• _Available data_
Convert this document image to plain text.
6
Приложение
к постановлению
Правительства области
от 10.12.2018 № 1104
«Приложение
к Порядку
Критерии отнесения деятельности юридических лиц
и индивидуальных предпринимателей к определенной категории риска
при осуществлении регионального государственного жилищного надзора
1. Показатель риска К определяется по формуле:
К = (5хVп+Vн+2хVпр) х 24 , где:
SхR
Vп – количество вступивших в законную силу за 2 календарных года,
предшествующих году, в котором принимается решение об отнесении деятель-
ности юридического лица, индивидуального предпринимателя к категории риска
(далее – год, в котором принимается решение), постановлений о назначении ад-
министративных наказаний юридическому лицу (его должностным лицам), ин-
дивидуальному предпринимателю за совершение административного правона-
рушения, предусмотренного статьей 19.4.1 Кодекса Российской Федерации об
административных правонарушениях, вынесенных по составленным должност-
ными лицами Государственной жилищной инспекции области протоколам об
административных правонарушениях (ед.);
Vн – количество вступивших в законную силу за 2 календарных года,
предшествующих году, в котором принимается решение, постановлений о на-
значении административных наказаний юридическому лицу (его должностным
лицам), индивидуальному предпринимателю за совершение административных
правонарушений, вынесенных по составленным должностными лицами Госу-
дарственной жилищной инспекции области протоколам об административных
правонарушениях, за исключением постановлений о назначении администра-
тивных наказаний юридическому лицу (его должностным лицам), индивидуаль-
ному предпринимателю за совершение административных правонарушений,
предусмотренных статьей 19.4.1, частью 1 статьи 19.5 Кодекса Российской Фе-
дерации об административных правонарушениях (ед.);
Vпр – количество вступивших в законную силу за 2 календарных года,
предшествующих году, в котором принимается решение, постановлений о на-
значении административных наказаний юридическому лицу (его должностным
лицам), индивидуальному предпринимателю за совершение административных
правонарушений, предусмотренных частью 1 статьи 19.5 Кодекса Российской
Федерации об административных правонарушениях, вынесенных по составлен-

• _Exercise objective_
Take the listing above and set it down exactly.

• _Expected output_
Convert this document image to plain text.
6
Приложение
к постановлению
Правительства области
от 10.12.2018 № 1104
«Приложение
к Порядку
Критерии отнесения деятельности юридических лиц
и индивидуальных предпринимателей к определенной категории риска
при осуществлении регионального государственного жилищного надзора
1. Показатель риска К определяется по формуле:
К = (5хVп+Vн+2хVпр) х 24 , где:
SхR
Vп – количество вступивших в законную силу за 2 календарных года,
предшествующих году, в котором принимается решение об отнесении деятель-
ности юридического лица, индивидуального предпринимателя к категории риска
(далее – год, в котором принимается решение), постановлений о назначении ад-
министративных наказаний юридическому лицу (его должностным лицам), ин-
дивидуальному предпринимателю за совершение административного правона-
рушения, предусмотренного статьей 19.4.1 Кодекса Российской Федерации об
административных правонарушениях, вынесенных по составленным должност-
ными лицами Государственной жилищной инспекции области протоколам об
административных правонарушениях (ед.);
Vн – количество вступивших в законную силу за 2 календарных года,
предшествующих году, в котором принимается решение, постановлений о на-
значении административных наказаний юридическому лицу (его должностным
лицам), индивидуальному предпринимателю за совершение административных
правонарушений, вынесенных по составленным должностными лицами Госу-
дарственной жилищной инспекции области протоколам об административных
правонарушениях, за исключением постановлений о назначении администра-
тивных наказаний юридическому лицу (его должностным лицам), индивидуаль-
ному предпринимателю за совершение административных правонарушений,
предусмотренных статьей 19.4.1, частью 1 статьи 19.5 Кодекса Российской Фе-
дерации об административных правонарушениях (ед.);
Vпр – количество вступивших в законную силу за 2 календарных года,
предшествующих году, в котором принимается решение, постановлений о на-
значении административных наказаний юридическому лицу (его должностным
лицам), индивидуальному предпринимателю за совершение административных
правонарушений, предусмотренных частью 1 статьи 19.5 Кодекса Российской
Федерации об административных правонарушениях, вынесенных по составлен-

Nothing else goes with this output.